- Prompt -
Put every line of the listing from the one containing "heatmap-point [637, 177, 646, 188]" down to the one containing "heatmap-point [444, 42, 452, 52]", both ends included, into a Markdown table with the columns Row and Line. Number the rows and leave out blank lines.

____ Excerpted records

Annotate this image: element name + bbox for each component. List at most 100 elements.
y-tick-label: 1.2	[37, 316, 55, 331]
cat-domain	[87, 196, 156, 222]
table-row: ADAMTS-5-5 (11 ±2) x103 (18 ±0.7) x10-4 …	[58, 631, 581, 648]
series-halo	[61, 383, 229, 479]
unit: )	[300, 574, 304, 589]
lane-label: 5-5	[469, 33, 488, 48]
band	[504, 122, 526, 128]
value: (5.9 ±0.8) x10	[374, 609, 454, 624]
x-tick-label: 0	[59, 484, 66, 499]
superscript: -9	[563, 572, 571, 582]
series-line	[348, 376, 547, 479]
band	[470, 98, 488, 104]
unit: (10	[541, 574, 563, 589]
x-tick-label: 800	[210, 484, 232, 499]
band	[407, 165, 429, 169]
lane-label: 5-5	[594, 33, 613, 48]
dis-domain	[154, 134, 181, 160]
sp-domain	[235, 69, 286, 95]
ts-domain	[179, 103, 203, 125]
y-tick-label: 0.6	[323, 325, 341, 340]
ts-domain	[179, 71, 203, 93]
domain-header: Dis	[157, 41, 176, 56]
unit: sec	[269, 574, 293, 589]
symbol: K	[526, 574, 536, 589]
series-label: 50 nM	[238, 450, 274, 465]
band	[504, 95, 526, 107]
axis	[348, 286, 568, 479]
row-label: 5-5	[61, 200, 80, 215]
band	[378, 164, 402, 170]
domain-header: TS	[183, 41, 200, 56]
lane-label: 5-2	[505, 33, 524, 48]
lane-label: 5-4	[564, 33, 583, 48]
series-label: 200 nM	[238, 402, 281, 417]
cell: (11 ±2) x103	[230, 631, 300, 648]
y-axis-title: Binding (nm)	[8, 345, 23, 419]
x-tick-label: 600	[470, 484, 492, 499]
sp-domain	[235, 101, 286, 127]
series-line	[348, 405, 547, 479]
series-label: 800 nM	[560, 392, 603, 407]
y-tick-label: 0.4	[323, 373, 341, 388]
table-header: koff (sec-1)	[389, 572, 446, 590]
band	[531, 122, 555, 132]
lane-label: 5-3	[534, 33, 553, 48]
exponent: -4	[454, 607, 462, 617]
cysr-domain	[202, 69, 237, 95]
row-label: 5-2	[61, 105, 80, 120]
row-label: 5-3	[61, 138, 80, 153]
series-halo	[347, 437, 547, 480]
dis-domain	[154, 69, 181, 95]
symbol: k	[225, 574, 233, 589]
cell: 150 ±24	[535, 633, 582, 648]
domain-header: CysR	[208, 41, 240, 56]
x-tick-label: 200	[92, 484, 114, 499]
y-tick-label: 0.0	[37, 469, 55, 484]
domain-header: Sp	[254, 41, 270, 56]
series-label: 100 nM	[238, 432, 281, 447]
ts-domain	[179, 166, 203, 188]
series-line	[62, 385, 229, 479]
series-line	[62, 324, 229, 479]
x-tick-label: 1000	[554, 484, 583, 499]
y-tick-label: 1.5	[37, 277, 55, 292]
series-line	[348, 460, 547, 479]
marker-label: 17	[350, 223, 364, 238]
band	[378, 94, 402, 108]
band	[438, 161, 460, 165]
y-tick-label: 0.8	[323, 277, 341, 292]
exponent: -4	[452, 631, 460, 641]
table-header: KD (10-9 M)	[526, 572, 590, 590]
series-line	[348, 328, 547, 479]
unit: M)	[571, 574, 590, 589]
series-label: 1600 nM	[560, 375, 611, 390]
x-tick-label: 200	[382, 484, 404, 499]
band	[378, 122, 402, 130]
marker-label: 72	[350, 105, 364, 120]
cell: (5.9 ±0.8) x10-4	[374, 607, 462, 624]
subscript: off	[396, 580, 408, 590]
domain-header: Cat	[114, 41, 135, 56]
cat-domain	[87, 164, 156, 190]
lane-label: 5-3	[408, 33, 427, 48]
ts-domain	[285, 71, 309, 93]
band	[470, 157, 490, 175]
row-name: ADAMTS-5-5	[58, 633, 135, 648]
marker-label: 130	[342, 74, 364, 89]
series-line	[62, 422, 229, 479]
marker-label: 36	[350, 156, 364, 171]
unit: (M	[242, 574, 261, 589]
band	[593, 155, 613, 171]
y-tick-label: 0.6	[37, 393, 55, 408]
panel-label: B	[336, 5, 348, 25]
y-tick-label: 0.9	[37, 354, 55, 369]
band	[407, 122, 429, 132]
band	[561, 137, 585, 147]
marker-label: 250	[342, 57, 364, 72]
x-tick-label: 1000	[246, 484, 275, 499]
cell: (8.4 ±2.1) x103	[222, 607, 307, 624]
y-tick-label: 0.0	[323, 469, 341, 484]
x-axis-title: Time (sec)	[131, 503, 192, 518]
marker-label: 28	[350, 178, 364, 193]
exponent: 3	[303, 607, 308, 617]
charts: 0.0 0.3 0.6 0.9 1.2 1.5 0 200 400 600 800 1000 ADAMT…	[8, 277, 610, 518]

________
____ Excerpted records

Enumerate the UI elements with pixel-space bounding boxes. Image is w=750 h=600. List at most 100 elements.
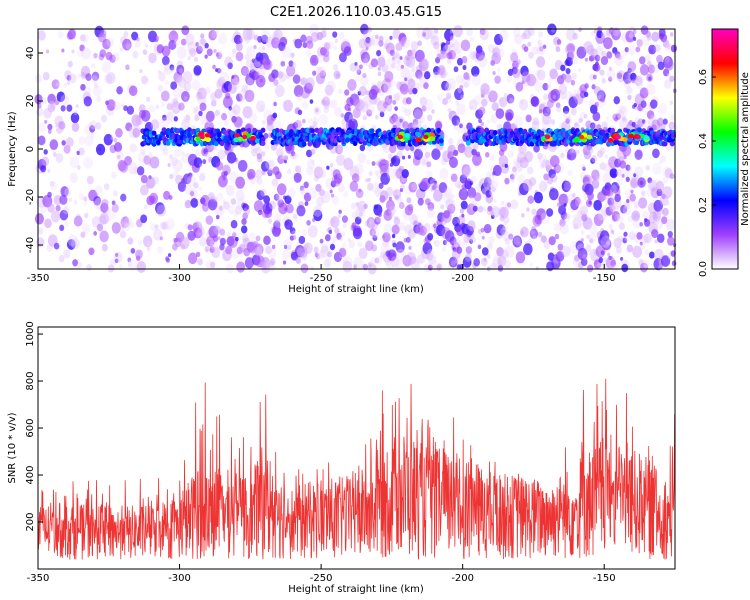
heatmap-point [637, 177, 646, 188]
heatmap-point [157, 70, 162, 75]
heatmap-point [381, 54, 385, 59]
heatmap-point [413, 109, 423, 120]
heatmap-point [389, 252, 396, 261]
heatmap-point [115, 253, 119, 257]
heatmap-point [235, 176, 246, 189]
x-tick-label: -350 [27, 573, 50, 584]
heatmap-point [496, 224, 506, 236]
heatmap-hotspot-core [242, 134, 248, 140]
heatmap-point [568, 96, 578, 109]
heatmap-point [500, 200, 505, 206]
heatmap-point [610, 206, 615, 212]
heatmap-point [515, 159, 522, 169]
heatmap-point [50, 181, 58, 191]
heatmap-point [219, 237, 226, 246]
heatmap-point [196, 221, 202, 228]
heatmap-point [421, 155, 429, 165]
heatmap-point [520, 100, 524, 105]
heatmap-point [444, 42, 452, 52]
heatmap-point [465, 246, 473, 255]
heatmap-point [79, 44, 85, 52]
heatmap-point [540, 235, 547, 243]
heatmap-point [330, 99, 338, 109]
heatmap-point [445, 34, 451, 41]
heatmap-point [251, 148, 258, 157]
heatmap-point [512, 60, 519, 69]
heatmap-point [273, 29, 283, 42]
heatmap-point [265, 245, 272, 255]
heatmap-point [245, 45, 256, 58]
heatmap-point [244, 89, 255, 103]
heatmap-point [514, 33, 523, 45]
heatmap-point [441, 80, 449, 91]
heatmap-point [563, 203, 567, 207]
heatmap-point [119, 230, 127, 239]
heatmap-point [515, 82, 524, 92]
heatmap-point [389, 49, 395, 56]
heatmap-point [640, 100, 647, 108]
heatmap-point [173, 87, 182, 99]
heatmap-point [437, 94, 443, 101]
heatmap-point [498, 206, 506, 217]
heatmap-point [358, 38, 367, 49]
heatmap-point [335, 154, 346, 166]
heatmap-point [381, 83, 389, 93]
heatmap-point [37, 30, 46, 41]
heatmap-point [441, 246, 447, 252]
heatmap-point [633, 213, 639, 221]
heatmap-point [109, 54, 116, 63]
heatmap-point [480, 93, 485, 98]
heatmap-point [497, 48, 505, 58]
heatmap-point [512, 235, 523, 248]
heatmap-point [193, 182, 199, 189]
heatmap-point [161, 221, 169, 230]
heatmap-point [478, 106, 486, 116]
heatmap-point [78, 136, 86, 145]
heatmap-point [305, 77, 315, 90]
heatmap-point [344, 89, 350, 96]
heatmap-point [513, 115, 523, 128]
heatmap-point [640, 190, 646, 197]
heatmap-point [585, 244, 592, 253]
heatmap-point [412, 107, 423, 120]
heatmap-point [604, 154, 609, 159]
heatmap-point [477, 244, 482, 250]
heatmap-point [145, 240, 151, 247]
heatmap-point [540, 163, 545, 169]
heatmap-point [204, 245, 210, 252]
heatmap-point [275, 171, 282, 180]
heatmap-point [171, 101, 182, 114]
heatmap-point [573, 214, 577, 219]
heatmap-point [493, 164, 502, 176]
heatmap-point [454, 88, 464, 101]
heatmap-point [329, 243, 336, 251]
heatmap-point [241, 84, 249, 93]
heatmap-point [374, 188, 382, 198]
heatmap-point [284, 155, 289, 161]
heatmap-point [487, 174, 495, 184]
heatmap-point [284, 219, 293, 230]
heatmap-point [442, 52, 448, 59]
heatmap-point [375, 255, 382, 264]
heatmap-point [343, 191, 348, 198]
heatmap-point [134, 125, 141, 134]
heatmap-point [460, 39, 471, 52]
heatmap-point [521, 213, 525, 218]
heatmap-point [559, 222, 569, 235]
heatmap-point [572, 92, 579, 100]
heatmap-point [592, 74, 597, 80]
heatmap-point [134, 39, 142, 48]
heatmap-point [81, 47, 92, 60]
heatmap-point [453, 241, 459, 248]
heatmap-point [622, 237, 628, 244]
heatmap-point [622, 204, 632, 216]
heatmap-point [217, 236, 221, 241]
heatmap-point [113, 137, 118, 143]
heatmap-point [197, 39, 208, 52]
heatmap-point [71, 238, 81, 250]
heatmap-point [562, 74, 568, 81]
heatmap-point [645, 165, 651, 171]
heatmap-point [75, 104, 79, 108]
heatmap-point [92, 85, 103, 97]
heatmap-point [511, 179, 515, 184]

________

- Exercise result -
| Row | Line |
|---|---|
| 1 | heatmap-point [637, 177, 646, 188] |
| 2 | heatmap-point [157, 70, 162, 75] |
| 3 | heatmap-point [381, 54, 385, 59] |
| 4 | heatmap-point [413, 109, 423, 120] |
| 5 | heatmap-point [389, 252, 396, 261] |
| 6 | heatmap-point [115, 253, 119, 257] |
| 7 | heatmap-point [235, 176, 246, 189] |
| 8 | x-tick-label: -350 [27, 573, 50, 584] |
| 9 | heatmap-point [496, 224, 506, 236] |
| 10 | heatmap-hotspot-core [242, 134, 248, 140] |
| 11 | heatmap-point [568, 96, 578, 109] |
| 12 | heatmap-point [500, 200, 505, 206] |
| 13 | heatmap-point [610, 206, 615, 212] |
| 14 | heatmap-point [515, 159, 522, 169] |
| 15 | heatmap-point [50, 181, 58, 191] |
| 16 | heatmap-point [219, 237, 226, 246] |
| 17 | heatmap-point [196, 221, 202, 228] |
| 18 | heatmap-point [421, 155, 429, 165] |
| 19 | heatmap-point [520, 100, 524, 105] |
| 20 | heatmap-point [444, 42, 452, 52] |